§ **DIRECTIVE**
Every line that contains the word "where" should be copied.

-- begin MATERIAL SHOWN --

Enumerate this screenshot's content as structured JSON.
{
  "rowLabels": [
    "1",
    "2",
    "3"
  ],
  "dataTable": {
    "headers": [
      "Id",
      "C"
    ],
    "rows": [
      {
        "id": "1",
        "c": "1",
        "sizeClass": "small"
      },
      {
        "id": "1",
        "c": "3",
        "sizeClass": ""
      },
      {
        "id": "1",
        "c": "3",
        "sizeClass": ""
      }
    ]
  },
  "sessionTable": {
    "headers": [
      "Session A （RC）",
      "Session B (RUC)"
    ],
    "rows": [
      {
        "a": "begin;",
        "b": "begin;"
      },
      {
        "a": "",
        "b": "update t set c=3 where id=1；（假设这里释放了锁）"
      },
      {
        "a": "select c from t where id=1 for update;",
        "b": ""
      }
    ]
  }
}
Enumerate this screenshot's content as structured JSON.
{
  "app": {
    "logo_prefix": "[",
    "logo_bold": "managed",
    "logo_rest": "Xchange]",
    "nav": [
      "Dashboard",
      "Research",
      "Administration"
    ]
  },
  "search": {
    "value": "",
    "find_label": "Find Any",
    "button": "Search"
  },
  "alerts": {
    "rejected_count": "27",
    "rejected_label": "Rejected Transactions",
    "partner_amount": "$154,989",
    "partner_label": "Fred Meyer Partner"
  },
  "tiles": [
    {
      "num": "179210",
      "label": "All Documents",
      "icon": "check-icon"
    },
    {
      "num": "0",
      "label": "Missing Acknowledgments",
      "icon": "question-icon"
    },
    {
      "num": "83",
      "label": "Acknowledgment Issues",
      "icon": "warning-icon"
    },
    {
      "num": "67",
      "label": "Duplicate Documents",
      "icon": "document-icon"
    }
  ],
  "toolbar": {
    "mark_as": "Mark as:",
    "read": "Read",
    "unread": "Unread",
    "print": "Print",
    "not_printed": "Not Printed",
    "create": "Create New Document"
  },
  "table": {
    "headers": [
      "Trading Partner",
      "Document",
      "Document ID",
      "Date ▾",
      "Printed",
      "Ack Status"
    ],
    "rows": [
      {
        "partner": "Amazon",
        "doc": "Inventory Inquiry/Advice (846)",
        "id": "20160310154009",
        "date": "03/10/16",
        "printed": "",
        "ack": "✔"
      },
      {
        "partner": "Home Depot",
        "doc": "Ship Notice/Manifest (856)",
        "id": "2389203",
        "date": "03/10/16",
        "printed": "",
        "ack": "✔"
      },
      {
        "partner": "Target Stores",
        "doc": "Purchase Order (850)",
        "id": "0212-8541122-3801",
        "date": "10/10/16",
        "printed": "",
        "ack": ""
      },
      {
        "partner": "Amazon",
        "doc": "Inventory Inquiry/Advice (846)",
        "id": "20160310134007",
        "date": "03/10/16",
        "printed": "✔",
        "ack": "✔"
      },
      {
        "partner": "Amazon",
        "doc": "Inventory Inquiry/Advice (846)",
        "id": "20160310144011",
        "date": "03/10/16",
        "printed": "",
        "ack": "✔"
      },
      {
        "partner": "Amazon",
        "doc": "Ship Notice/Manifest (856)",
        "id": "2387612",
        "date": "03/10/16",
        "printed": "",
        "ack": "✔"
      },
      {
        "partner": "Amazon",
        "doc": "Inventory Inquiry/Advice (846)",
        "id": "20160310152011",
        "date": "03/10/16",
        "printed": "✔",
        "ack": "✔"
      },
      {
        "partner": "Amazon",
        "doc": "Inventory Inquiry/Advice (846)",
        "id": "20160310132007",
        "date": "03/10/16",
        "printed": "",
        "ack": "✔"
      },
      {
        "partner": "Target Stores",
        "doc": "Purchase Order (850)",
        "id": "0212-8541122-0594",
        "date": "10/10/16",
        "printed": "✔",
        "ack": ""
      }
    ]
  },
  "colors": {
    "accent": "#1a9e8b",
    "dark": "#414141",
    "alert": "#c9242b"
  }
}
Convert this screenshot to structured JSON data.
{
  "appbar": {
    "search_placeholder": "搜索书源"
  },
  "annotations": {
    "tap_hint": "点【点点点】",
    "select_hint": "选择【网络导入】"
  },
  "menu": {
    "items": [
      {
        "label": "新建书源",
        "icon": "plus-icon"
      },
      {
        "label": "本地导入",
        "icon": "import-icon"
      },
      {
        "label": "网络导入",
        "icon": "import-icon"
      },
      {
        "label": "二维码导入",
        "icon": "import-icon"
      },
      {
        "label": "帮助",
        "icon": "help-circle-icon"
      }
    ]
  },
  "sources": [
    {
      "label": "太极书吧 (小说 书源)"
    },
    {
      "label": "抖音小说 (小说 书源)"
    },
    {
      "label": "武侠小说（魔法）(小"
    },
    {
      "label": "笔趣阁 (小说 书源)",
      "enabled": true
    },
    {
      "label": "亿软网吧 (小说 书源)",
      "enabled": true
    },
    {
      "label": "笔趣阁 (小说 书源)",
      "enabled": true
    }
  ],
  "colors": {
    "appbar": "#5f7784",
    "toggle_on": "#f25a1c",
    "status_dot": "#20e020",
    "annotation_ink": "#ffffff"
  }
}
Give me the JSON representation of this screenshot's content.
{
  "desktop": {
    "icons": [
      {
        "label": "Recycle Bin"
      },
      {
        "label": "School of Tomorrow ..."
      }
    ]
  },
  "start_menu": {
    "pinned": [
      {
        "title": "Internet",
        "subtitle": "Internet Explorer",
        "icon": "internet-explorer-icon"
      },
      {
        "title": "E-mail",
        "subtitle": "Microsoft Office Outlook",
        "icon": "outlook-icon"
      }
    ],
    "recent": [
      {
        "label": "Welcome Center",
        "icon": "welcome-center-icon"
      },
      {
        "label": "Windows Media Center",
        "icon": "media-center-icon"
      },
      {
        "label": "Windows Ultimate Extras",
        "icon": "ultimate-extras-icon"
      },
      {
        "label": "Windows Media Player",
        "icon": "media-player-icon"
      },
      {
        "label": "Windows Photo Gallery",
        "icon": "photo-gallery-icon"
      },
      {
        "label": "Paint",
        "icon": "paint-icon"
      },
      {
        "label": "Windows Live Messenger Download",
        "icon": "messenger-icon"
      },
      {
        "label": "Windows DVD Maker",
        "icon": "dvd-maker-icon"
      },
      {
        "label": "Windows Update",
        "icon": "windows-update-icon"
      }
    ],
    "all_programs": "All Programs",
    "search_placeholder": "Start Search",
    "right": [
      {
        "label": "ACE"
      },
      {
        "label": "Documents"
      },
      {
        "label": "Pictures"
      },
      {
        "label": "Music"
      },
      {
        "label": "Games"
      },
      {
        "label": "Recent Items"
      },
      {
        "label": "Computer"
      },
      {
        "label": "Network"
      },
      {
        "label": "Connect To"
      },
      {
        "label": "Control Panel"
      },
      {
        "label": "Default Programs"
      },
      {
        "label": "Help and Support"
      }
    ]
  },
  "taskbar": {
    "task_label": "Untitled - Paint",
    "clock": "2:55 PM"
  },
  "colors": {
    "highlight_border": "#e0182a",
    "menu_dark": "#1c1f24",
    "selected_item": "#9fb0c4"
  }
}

-- end MATERIAL SHOWN --

§ **WRITTEN RESPONSE**
        "b": "update t set c=3 where id=1；（假设这里释放了锁）"
        "a": "select c from t where id=1 for update;",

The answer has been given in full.